» **AIM**:
Do any lines in the data below contain "time"? If so, copy every one of them.
(begin)
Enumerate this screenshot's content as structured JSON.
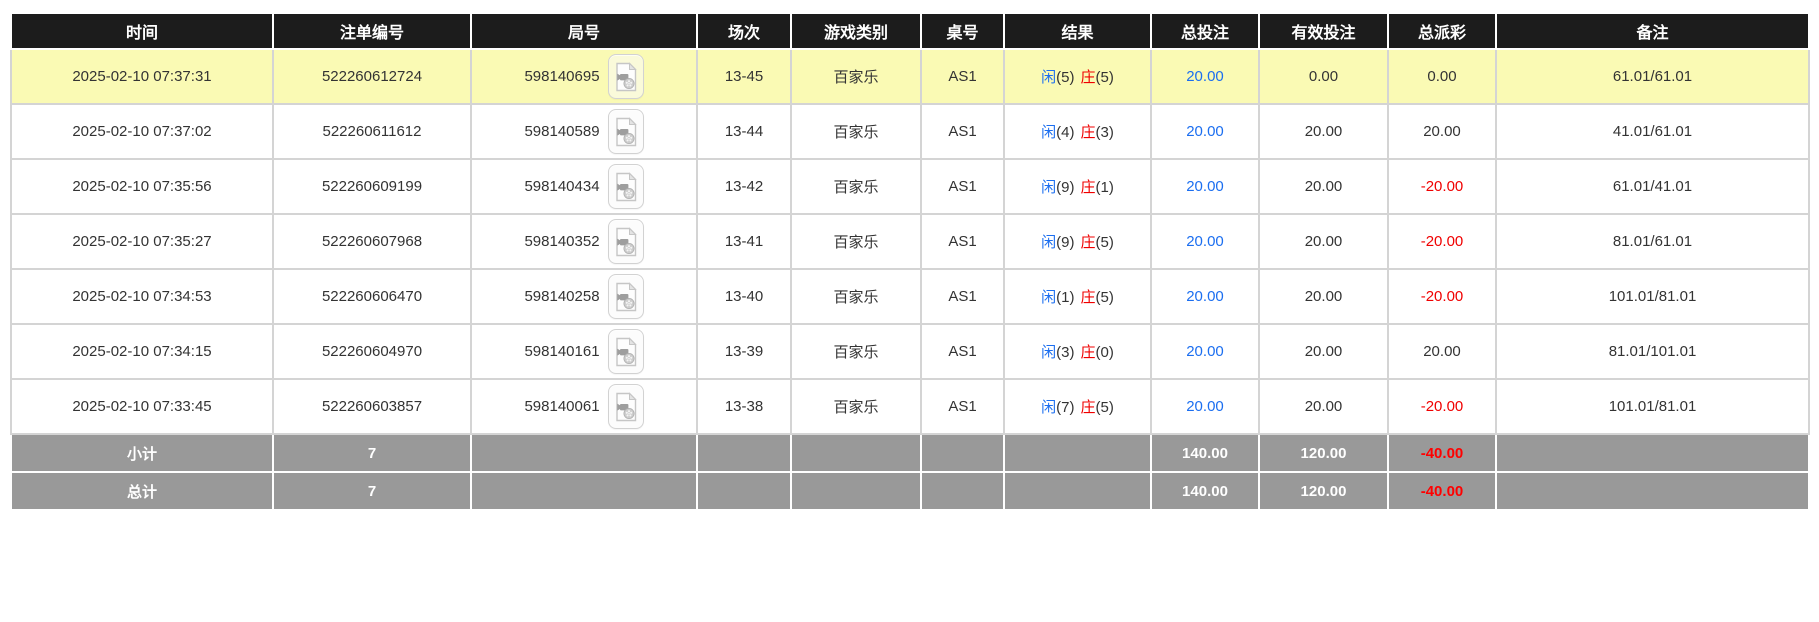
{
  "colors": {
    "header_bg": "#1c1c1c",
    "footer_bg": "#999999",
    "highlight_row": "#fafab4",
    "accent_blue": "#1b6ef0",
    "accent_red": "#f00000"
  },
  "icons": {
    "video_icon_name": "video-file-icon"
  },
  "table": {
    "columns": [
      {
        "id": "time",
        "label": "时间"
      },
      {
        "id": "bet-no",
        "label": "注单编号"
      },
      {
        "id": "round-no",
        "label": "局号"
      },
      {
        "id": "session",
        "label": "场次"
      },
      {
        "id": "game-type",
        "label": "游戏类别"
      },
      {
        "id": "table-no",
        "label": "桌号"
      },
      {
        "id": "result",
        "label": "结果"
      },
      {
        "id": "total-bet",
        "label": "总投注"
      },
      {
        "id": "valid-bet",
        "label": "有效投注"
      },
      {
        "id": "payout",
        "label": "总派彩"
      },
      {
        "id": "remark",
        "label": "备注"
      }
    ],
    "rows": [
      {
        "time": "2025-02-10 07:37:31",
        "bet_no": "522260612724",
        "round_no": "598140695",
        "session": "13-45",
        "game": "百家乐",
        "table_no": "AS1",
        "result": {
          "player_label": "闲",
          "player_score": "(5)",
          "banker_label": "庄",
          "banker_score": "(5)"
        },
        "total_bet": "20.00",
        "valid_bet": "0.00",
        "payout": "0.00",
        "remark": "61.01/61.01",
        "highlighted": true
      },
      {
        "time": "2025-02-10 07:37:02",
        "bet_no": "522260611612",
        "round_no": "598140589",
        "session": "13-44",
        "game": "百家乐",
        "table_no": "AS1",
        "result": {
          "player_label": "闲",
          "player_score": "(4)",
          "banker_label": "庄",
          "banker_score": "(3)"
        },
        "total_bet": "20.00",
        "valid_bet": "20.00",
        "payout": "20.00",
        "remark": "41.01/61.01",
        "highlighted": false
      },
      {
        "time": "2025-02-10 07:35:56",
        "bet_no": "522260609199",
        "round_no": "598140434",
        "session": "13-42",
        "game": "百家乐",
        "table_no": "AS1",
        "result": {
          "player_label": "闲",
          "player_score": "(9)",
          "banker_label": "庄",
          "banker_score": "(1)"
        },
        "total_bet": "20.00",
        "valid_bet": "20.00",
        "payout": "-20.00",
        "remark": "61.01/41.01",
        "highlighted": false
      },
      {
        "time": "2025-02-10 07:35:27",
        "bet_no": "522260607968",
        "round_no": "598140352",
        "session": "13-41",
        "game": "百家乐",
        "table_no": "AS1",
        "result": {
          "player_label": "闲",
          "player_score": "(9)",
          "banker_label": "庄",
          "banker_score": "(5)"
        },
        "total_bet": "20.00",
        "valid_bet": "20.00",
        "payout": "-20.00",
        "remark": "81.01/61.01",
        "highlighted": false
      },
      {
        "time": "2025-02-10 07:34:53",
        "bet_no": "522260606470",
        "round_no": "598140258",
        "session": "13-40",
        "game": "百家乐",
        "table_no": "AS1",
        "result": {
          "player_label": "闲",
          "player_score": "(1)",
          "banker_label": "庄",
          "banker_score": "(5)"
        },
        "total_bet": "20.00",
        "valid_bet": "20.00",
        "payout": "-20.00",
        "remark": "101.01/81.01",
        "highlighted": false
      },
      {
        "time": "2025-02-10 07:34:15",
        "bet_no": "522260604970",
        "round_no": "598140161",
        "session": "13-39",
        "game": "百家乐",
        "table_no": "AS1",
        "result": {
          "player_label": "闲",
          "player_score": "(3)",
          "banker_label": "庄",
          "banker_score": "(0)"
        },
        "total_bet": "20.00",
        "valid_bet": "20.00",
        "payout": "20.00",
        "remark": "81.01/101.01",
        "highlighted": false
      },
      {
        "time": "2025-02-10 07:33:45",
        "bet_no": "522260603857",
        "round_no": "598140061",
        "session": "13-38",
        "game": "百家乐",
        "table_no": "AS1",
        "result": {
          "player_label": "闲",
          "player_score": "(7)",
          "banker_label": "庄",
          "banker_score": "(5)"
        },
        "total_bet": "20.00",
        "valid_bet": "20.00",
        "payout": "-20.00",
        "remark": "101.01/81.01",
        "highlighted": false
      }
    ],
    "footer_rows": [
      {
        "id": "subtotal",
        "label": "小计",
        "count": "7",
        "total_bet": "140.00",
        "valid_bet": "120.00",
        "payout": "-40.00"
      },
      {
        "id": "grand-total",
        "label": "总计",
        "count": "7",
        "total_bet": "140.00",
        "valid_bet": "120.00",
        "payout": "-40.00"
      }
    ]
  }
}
(end)
(begin)
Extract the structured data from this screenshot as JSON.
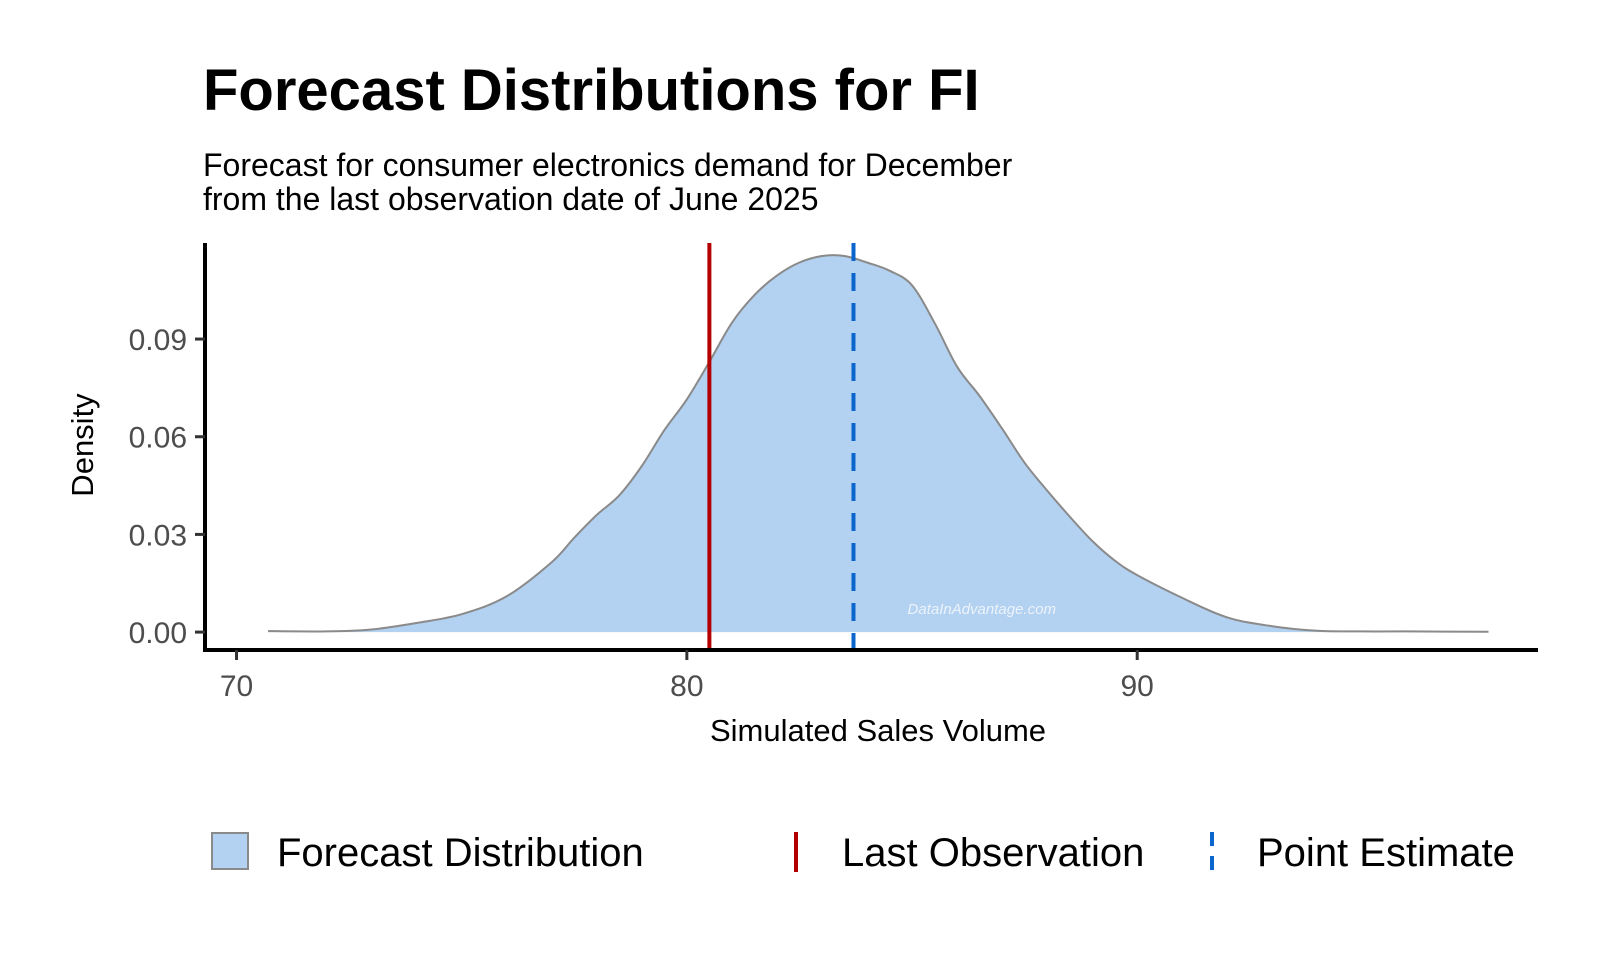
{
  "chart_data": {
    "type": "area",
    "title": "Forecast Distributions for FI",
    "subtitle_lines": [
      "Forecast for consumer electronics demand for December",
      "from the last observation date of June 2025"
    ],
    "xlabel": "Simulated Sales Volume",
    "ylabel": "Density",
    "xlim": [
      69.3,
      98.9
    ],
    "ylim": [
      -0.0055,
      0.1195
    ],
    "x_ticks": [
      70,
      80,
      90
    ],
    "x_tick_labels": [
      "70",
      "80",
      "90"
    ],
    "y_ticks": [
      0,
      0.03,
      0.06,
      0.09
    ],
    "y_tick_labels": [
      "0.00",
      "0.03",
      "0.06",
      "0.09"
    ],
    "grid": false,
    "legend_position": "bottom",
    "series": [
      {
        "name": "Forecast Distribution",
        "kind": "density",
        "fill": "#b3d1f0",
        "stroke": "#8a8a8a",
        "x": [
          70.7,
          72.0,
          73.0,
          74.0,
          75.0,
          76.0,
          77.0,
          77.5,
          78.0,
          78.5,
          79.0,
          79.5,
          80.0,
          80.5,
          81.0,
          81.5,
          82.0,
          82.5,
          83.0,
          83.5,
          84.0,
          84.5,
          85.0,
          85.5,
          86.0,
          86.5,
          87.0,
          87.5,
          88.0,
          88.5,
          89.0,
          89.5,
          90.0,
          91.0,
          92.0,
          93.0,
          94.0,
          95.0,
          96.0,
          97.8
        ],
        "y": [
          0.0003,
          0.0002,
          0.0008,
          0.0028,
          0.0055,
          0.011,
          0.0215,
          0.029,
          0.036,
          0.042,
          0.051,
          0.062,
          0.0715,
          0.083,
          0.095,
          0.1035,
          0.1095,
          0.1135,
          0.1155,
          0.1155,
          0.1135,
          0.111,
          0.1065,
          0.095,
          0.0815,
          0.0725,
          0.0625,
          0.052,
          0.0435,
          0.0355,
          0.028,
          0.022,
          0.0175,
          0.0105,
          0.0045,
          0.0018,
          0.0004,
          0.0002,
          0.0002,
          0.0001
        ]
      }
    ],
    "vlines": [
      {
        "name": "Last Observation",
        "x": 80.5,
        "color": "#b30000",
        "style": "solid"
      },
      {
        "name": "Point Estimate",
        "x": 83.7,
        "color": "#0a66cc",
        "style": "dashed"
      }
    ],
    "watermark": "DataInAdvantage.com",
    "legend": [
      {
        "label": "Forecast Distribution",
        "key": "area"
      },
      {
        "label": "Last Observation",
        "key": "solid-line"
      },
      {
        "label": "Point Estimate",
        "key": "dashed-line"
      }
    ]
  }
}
(end)
» **SOLUTION TO THIS EXERCISE**:
        "id": "time",
        "time": "2025-02-10 07:37:31",
        "time": "2025-02-10 07:37:02",
        "time": "2025-02-10 07:35:56",
        "time": "2025-02-10 07:35:27",
        "time": "2025-02-10 07:34:53",
        "time": "2025-02-10 07:34:15",
        "time": "2025-02-10 07:33:45",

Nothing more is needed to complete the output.